AIM OF THE TASK: How many lines in this material include the string "kind"? Answer with the number and nothing further.

(Dataset rows)
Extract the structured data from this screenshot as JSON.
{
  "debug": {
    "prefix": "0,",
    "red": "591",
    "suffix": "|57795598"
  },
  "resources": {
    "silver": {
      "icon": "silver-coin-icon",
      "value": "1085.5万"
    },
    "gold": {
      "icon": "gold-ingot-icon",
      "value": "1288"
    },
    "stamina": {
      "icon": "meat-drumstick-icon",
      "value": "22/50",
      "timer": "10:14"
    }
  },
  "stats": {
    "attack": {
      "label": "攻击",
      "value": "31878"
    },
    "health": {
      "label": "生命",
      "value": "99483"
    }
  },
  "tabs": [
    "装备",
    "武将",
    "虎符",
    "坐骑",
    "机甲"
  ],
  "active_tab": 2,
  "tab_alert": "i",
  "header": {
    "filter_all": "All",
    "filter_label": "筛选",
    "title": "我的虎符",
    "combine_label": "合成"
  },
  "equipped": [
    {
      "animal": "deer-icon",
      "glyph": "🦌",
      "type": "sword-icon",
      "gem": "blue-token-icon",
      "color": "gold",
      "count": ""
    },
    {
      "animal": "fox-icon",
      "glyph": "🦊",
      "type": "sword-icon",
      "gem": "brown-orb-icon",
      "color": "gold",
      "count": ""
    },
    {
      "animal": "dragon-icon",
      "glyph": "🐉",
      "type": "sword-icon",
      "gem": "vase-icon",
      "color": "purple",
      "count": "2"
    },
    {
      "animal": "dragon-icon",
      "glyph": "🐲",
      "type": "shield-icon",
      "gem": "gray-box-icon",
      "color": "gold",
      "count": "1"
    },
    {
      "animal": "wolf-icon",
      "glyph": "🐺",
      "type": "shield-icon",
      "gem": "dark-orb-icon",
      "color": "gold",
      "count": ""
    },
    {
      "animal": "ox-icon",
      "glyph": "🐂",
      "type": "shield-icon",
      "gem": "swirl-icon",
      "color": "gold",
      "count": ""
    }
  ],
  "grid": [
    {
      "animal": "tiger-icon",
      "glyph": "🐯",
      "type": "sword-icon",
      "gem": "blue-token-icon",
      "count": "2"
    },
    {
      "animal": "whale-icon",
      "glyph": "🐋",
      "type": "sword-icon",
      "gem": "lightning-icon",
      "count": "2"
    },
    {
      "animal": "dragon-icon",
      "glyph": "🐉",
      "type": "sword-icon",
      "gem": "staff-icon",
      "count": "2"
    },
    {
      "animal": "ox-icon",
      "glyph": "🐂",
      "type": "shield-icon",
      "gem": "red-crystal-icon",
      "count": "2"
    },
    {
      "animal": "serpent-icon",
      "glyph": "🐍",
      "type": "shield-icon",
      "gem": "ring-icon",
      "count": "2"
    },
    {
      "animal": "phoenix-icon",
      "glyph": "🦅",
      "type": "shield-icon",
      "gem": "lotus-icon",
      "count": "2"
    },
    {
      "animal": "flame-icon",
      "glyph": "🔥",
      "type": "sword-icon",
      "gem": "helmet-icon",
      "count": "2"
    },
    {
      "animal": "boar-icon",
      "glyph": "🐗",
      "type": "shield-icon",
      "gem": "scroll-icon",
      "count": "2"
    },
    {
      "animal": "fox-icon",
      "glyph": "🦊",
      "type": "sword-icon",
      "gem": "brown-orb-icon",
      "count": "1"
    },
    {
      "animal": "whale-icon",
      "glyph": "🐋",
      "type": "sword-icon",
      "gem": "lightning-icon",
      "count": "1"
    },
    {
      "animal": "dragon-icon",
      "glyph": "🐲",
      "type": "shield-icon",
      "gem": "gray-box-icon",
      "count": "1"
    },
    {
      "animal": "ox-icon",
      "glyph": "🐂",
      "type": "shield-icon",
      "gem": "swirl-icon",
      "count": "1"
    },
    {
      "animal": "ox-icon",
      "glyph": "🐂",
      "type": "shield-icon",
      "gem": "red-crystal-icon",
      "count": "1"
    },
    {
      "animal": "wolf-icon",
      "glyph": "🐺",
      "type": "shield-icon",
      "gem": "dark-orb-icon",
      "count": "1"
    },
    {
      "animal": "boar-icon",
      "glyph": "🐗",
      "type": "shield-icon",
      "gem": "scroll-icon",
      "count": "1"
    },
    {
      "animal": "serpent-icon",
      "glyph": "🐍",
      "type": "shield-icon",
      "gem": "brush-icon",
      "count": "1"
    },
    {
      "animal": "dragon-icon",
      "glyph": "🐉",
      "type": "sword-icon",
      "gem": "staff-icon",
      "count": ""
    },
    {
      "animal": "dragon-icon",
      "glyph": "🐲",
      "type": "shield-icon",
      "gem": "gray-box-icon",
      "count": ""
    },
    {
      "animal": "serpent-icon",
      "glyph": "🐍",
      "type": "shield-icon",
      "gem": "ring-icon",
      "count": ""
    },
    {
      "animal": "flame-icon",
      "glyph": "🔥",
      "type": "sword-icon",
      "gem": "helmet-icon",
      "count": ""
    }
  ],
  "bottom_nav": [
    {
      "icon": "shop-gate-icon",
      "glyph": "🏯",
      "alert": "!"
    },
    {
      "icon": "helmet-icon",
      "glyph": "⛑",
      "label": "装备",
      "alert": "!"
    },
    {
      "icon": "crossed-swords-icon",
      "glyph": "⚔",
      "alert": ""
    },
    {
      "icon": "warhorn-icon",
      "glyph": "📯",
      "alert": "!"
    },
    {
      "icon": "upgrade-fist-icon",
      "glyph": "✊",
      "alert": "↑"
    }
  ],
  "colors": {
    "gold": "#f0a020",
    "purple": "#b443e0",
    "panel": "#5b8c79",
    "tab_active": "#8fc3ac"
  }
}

---

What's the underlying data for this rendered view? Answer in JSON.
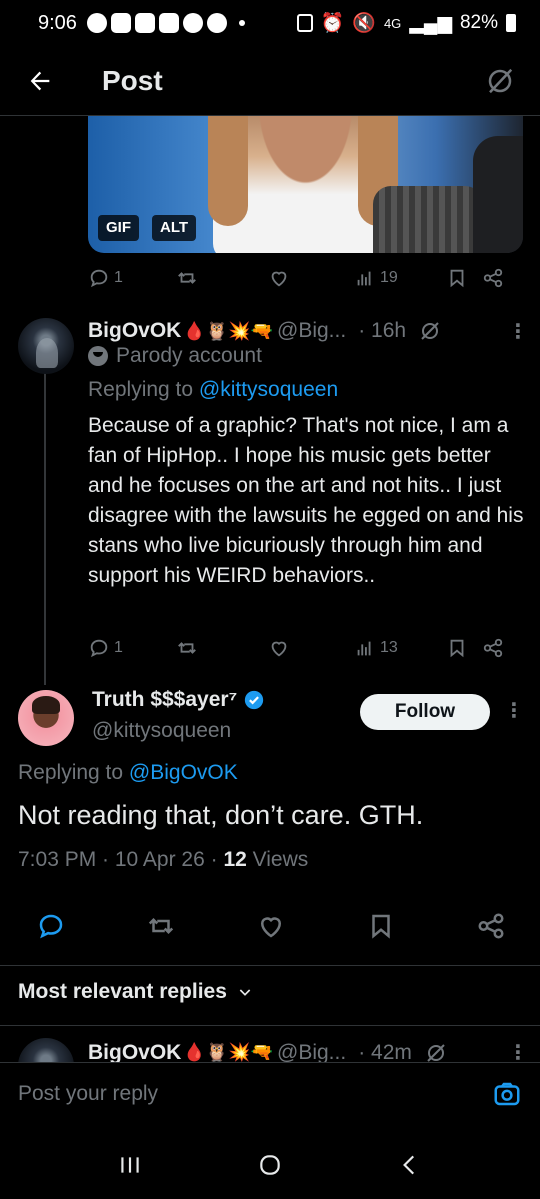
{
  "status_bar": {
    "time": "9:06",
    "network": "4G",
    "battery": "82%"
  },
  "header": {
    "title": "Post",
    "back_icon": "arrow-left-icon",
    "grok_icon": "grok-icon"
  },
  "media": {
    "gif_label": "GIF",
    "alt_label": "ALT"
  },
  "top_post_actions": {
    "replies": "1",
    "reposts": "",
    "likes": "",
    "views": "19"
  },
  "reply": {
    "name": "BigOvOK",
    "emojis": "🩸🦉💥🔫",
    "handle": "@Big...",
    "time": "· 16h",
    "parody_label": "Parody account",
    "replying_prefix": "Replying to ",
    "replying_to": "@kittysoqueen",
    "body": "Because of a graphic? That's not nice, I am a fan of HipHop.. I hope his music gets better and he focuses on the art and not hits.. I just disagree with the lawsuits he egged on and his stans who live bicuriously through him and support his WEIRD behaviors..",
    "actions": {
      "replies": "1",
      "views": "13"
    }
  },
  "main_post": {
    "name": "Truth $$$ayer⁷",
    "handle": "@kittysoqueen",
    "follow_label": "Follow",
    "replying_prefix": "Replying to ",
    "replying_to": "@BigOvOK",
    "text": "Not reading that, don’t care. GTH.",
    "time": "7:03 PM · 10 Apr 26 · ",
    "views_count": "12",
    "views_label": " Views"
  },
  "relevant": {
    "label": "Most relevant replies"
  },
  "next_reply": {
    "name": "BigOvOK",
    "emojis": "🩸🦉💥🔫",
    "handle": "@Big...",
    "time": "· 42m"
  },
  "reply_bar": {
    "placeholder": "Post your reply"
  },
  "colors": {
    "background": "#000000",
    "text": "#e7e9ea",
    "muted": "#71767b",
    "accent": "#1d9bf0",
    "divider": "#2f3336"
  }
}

* * *

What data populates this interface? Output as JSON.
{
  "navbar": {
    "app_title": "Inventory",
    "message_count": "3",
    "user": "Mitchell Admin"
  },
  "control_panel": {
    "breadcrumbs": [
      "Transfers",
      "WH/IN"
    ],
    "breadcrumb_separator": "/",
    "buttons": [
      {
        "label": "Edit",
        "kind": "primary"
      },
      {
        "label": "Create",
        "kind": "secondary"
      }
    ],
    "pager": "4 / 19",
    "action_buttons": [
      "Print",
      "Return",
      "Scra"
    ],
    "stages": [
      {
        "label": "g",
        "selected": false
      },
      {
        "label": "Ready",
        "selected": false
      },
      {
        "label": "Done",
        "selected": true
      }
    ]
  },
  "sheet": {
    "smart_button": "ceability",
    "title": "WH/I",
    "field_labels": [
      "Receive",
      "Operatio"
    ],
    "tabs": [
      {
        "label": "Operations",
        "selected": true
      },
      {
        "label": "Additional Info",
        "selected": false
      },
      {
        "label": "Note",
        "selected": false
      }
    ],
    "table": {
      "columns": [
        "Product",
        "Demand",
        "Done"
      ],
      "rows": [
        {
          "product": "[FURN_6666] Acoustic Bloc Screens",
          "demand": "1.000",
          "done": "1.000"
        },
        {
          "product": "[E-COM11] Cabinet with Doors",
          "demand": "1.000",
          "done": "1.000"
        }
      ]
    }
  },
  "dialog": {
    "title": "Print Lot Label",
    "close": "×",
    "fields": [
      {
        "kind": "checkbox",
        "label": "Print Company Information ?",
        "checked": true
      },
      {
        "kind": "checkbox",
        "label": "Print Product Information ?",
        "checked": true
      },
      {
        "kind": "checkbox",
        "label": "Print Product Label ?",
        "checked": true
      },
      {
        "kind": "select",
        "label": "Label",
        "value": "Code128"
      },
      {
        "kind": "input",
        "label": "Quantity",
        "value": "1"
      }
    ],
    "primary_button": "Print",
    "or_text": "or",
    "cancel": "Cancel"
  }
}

RESPONSE TO THIS TASK: 7